**Given instruction**
All lines below must be repeated exactly, with the pictures omitted.

**Data for this task**
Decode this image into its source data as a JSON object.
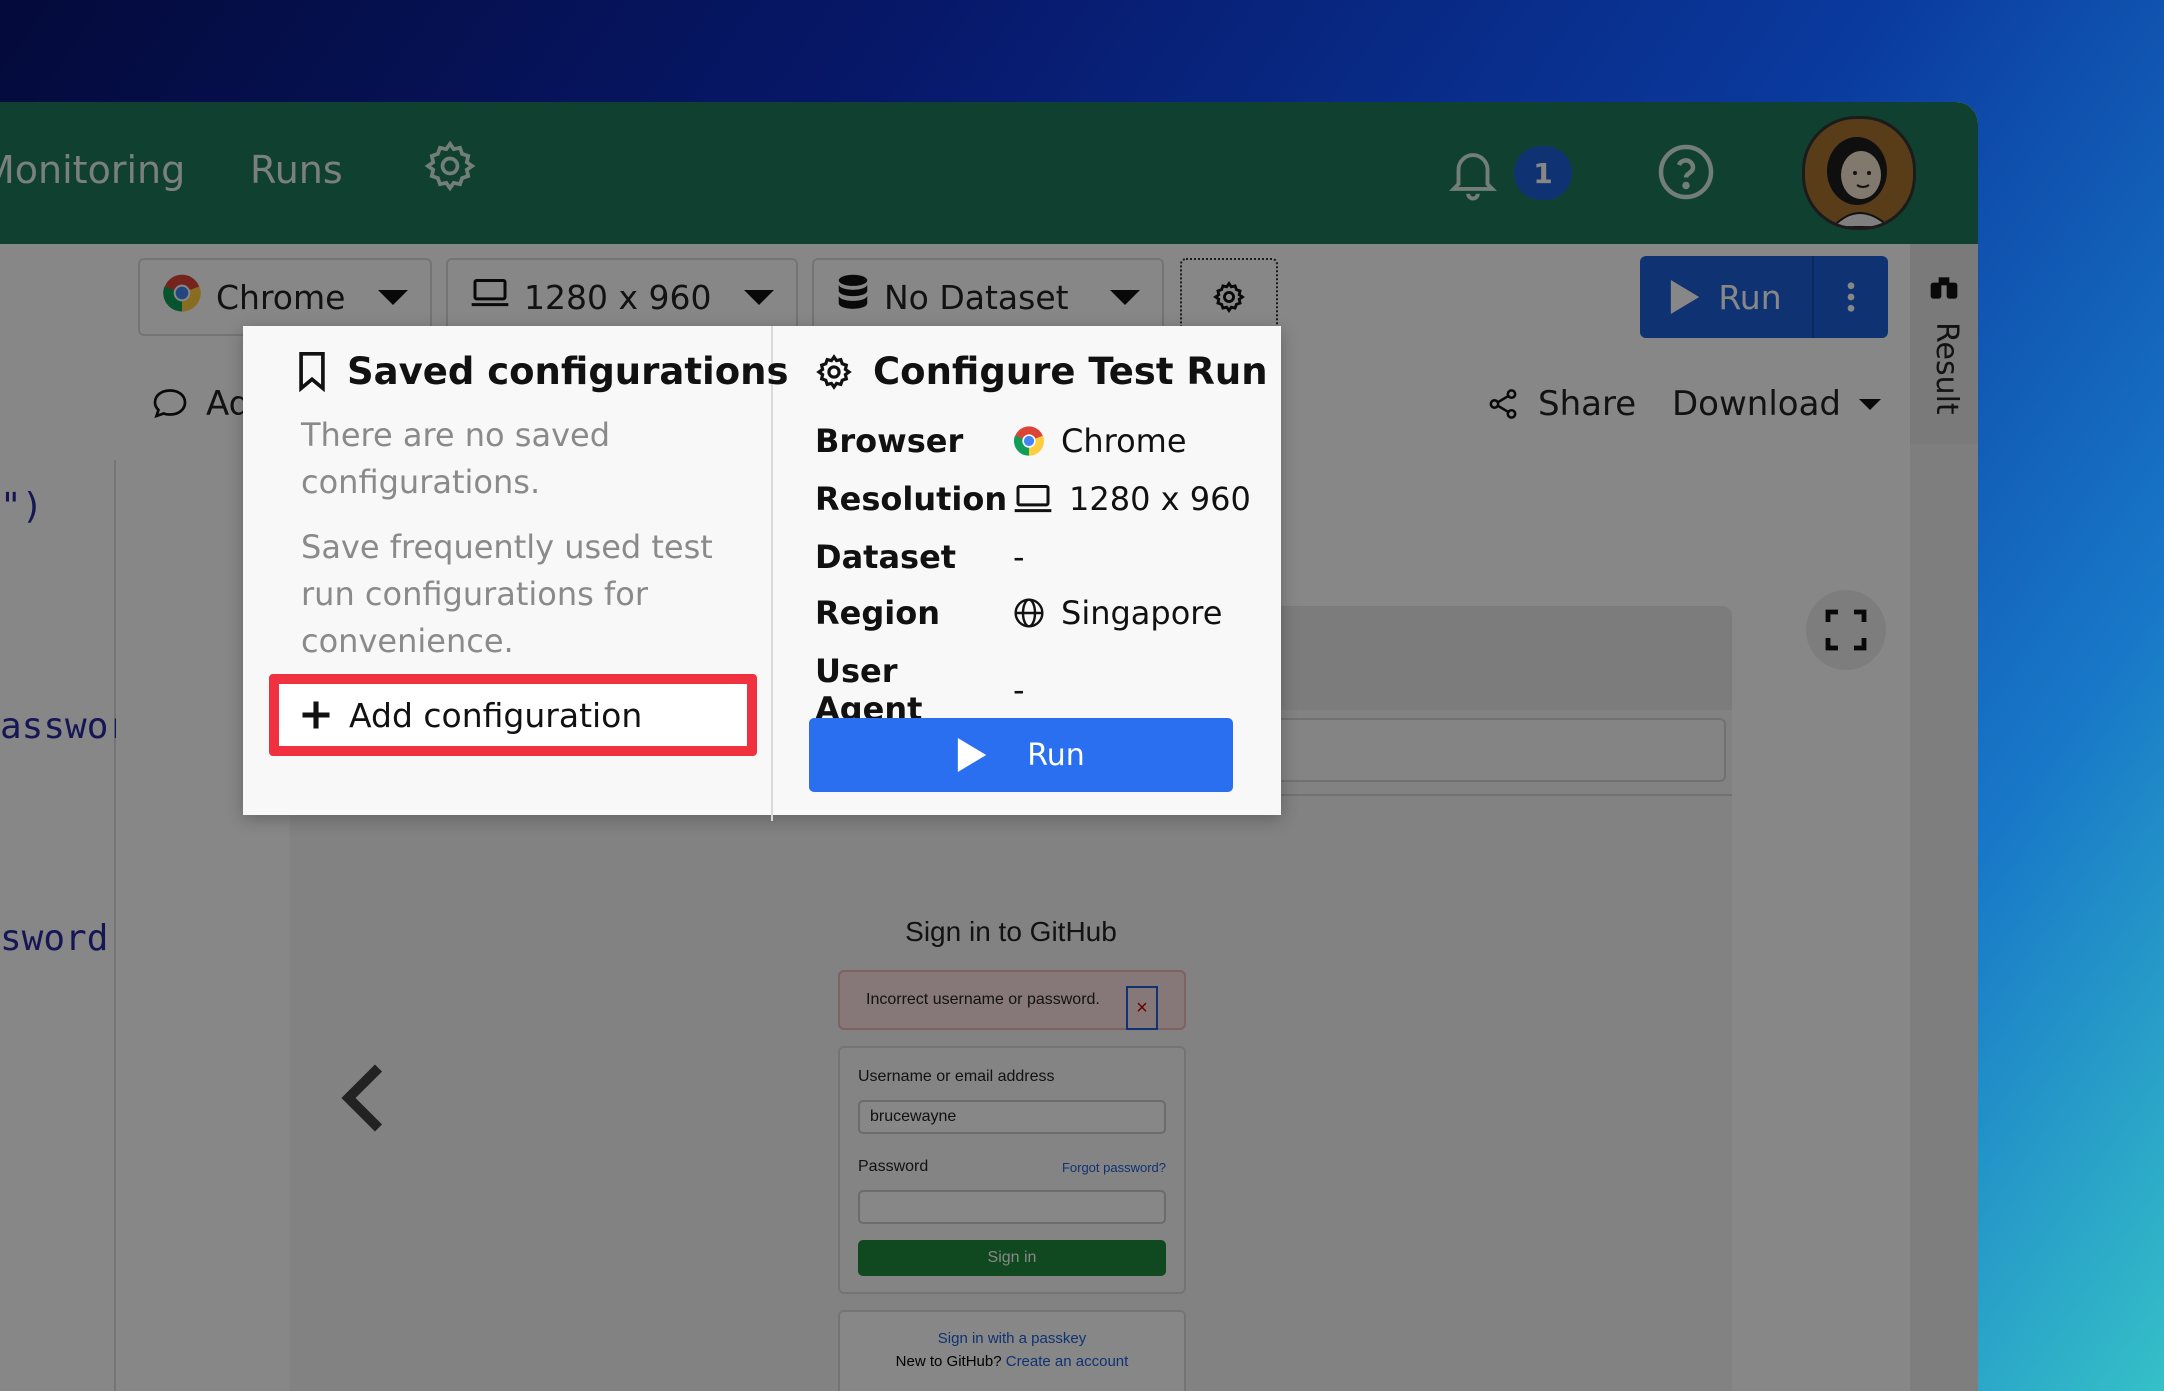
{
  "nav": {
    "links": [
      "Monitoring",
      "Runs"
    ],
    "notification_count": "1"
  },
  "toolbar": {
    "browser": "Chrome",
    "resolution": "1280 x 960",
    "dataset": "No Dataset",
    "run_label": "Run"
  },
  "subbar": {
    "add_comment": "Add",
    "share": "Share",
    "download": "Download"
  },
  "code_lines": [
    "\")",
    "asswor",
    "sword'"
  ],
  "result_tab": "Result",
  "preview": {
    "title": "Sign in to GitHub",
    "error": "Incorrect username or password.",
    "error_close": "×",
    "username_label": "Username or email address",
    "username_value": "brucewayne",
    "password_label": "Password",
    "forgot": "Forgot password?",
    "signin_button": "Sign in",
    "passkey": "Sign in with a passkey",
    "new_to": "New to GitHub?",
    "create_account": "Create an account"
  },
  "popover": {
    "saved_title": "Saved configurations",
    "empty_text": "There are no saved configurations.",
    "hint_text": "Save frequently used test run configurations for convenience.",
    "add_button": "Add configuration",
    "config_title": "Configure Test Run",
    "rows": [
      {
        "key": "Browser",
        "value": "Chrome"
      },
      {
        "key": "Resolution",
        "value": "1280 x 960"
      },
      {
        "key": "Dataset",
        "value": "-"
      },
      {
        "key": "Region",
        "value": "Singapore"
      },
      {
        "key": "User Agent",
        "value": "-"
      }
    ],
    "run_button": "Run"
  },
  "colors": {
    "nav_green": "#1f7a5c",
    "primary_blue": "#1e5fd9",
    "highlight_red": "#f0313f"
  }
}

**Correct output**
Decode this image into its source data as a JSON object.
{
  "nav": {
    "links": [
      "Monitoring",
      "Runs"
    ],
    "notification_count": "1"
  },
  "toolbar": {
    "browser": "Chrome",
    "resolution": "1280 x 960",
    "dataset": "No Dataset",
    "run_label": "Run"
  },
  "subbar": {
    "add_comment": "Add",
    "share": "Share",
    "download": "Download"
  },
  "code_lines": [
    "\")",
    "asswor",
    "sword'"
  ],
  "result_tab": "Result",
  "preview": {
    "title": "Sign in to GitHub",
    "error": "Incorrect username or password.",
    "error_close": "×",
    "username_label": "Username or email address",
    "username_value": "brucewayne",
    "password_label": "Password",
    "forgot": "Forgot password?",
    "signin_button": "Sign in",
    "passkey": "Sign in with a passkey",
    "new_to": "New to GitHub?",
    "create_account": "Create an account"
  },
  "popover": {
    "saved_title": "Saved configurations",
    "empty_text": "There are no saved configurations.",
    "hint_text": "Save frequently used test run configurations for convenience.",
    "add_button": "Add configuration",
    "config_title": "Configure Test Run",
    "rows": [
      {
        "key": "Browser",
        "value": "Chrome"
      },
      {
        "key": "Resolution",
        "value": "1280 x 960"
      },
      {
        "key": "Dataset",
        "value": "-"
      },
      {
        "key": "Region",
        "value": "Singapore"
      },
      {
        "key": "User Agent",
        "value": "-"
      }
    ],
    "run_button": "Run"
  },
  "colors": {
    "nav_green": "#1f7a5c",
    "primary_blue": "#1e5fd9",
    "highlight_red": "#f0313f"
  }
}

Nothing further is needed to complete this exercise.